| Problem description |
Your answer should be a single number: how many lines in the data below hold the string "mixer".

╭─ Records for this exercise

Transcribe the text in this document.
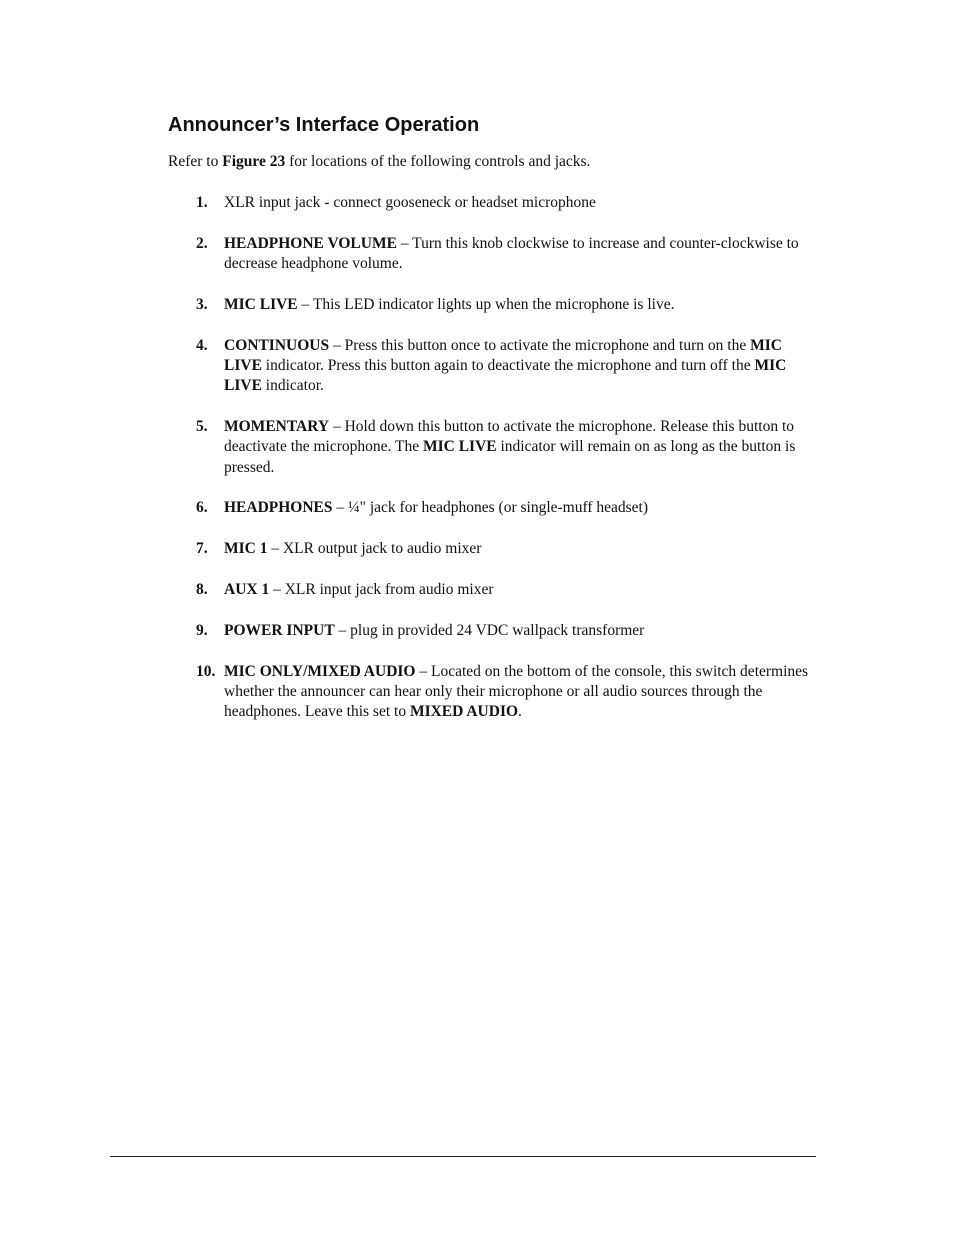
Announcer’s Interface Operation

Refer to Figure 23 for locations of the following controls and jacks.

1. XLR input jack - connect gooseneck or headset microphone
2. HEADPHONE VOLUME – Turn this knob clockwise to increase and counter-clockwise to decrease headphone volume.
3. MIC LIVE – This LED indicator lights up when the microphone is live.
4. CONTINUOUS – Press this button once to activate the microphone and turn on the MIC LIVE indicator. Press this button again to deactivate the microphone and turn off the MIC LIVE indicator.
5. MOMENTARY – Hold down this button to activate the microphone. Release this button to deactivate the microphone. The MIC LIVE indicator will remain on as long as the button is pressed.
6. HEADPHONES – ¼" jack for headphones (or single-muff headset)
7. MIC 1 – XLR output jack to audio mixer
8. AUX 1 – XLR input jack from audio mixer
9. POWER INPUT – plug in provided 24 VDC wallpack transformer
10. MIC ONLY/MIXED AUDIO – Located on the bottom of the console, this switch determines whether the announcer can hear only their microphone or all audio sources through the headphones. Leave this set to MIXED AUDIO.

╰─

| Output |
2